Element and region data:

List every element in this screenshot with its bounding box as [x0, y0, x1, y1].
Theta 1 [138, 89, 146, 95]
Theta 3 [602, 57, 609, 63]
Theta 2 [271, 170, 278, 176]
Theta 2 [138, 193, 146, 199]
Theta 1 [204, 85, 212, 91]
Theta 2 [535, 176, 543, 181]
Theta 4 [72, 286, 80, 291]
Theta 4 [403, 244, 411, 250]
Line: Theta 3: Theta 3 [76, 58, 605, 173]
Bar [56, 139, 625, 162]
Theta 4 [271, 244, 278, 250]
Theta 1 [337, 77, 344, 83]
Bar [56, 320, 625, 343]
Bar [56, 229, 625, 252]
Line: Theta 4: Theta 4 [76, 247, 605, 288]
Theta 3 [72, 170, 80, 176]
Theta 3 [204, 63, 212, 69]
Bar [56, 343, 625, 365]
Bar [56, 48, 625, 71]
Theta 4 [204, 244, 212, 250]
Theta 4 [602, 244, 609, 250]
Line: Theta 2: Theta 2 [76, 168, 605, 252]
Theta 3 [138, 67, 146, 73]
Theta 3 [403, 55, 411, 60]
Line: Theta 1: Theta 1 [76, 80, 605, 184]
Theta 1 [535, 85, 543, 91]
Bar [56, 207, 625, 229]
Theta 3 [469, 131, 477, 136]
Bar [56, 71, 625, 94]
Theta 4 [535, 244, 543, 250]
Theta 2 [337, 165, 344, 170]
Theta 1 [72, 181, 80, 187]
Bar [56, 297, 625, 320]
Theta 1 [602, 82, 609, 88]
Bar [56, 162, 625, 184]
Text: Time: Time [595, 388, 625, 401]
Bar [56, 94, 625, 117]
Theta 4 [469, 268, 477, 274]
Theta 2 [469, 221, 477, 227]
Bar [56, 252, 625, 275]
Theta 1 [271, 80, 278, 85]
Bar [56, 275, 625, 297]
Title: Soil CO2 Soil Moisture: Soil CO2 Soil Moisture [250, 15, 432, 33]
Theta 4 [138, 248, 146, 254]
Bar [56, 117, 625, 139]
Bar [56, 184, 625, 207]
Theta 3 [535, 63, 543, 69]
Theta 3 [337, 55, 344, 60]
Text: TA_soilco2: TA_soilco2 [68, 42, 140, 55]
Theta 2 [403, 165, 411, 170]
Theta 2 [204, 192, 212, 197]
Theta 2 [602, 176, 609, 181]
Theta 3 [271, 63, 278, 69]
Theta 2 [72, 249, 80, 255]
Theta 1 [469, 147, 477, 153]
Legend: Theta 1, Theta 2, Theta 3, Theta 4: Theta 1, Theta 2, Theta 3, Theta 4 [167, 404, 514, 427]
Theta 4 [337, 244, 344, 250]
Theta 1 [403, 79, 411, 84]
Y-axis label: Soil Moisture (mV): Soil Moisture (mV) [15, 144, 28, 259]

▸ **Short exercise**
Recast the lines of the records above as a numbered list, omitting any blank lines.

▸ **Completed task**
1. List every element in this screenshot with its bounding box as [x0, y0, x1, y1].
2. Theta 1 [138, 89, 146, 95]
3. Theta 3 [602, 57, 609, 63]
4. Theta 2 [271, 170, 278, 176]
5. Theta 2 [138, 193, 146, 199]
6. Theta 1 [204, 85, 212, 91]
7. Theta 2 [535, 176, 543, 181]
8. Theta 4 [72, 286, 80, 291]
9. Theta 4 [403, 244, 411, 250]
10. Line: Theta 3: Theta 3 [76, 58, 605, 173]
11. Bar [56, 139, 625, 162]
12. Theta 4 [271, 244, 278, 250]
13. Theta 1 [337, 77, 344, 83]
14. Bar [56, 320, 625, 343]
15. Bar [56, 229, 625, 252]
16. Line: Theta 4: Theta 4 [76, 247, 605, 288]
17. Theta 3 [72, 170, 80, 176]
18. Theta 3 [204, 63, 212, 69]
19. Bar [56, 343, 625, 365]
20. Bar [56, 48, 625, 71]
21. Theta 4 [204, 244, 212, 250]
22. Theta 4 [602, 244, 609, 250]
23. Line: Theta 2: Theta 2 [76, 168, 605, 252]
24. Theta 3 [138, 67, 146, 73]
25. Theta 3 [403, 55, 411, 60]
26. Line: Theta 1: Theta 1 [76, 80, 605, 184]
27. Theta 1 [535, 85, 543, 91]
28. Bar [56, 207, 625, 229]
29. Theta 3 [469, 131, 477, 136]
30. Bar [56, 71, 625, 94]
31. Theta 4 [535, 244, 543, 250]
32. Theta 2 [337, 165, 344, 170]
33. Theta 1 [72, 181, 80, 187]
34. Bar [56, 297, 625, 320]
35. Theta 1 [602, 82, 609, 88]
36. Bar [56, 162, 625, 184]
37. Text: Time: Time [595, 388, 625, 401]
38. Bar [56, 94, 625, 117]
39. Theta 4 [469, 268, 477, 274]
40. Theta 2 [469, 221, 477, 227]
41. Bar [56, 252, 625, 275]
42. Theta 1 [271, 80, 278, 85]
43. Bar [56, 275, 625, 297]
44. Title: Soil CO2 Soil Moisture: Soil CO2 Soil Moisture [250, 15, 432, 33]
45. Theta 4 [138, 248, 146, 254]
46. Bar [56, 117, 625, 139]
47. Bar [56, 184, 625, 207]
48. Theta 3 [535, 63, 543, 69]
49. Theta 3 [337, 55, 344, 60]
50. Text: TA_soilco2: TA_soilco2 [68, 42, 140, 55]
51. Theta 2 [403, 165, 411, 170]
52. Theta 2 [204, 192, 212, 197]
53. Theta 2 [602, 176, 609, 181]
54. Theta 3 [271, 63, 278, 69]
55. Theta 2 [72, 249, 80, 255]
56. Theta 1 [469, 147, 477, 153]
57. Legend: Theta 1, Theta 2, Theta 3, Theta 4: Theta 1, Theta 2, Theta 3, Theta 4 [167, 404, 514, 427]
58. Theta 4 [337, 244, 344, 250]
59. Theta 1 [403, 79, 411, 84]
60. Y-axis label: Soil Moisture (mV): Soil Moisture (mV) [15, 144, 28, 259]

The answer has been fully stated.